▸ GIVEN INSTRUCTION: Gather from the material every line that contains the string "down".

▸ A block of data:

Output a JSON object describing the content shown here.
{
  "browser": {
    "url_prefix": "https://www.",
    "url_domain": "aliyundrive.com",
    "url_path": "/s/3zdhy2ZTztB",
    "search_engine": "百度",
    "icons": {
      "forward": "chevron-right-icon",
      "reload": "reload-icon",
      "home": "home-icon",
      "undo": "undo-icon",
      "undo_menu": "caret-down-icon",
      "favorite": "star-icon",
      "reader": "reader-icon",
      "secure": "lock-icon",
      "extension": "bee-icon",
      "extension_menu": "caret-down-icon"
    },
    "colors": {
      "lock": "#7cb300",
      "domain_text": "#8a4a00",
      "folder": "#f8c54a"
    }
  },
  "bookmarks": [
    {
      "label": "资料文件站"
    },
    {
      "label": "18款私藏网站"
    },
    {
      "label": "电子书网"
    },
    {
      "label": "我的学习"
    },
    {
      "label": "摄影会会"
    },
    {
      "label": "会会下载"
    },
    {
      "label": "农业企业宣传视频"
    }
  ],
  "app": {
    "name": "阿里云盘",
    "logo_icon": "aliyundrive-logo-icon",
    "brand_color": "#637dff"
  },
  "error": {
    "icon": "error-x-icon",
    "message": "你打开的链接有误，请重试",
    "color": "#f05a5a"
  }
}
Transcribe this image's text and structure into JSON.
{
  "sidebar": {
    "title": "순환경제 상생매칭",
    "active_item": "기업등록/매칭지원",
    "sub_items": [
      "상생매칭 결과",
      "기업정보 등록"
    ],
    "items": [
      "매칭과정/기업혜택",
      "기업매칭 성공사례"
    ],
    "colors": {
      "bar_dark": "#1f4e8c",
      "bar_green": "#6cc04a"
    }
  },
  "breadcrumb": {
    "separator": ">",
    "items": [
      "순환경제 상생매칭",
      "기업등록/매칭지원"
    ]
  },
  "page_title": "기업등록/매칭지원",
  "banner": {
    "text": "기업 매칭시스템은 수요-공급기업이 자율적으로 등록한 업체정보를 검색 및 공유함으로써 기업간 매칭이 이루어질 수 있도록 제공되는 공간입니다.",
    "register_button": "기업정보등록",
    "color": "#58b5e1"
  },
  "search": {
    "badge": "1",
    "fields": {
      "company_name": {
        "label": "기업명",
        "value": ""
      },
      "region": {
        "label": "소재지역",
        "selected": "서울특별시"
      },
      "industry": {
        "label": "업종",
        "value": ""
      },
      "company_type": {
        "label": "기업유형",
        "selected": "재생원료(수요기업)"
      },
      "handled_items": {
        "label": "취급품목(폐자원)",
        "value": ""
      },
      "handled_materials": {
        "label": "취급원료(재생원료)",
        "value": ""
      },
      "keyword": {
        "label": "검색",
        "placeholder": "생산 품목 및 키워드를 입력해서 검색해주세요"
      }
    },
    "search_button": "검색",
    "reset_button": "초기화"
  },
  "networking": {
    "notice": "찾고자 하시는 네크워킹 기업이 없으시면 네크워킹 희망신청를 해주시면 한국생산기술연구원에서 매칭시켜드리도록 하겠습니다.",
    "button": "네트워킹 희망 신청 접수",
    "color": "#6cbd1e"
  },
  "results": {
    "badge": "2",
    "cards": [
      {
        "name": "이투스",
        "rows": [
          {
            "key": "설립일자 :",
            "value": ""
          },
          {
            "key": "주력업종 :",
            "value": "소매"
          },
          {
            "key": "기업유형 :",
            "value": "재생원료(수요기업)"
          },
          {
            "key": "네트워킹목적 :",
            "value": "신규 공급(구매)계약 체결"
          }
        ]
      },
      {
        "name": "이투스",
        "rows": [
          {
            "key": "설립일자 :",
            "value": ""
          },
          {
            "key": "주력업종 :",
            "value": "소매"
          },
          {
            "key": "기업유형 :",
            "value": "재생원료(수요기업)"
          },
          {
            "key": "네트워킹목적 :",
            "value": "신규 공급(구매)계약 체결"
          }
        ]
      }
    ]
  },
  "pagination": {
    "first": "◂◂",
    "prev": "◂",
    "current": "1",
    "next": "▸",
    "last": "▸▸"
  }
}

▸ CORRECT OUTPUT:
      "undo_menu": "caret-down-icon",
      "extension_menu": "caret-down-icon"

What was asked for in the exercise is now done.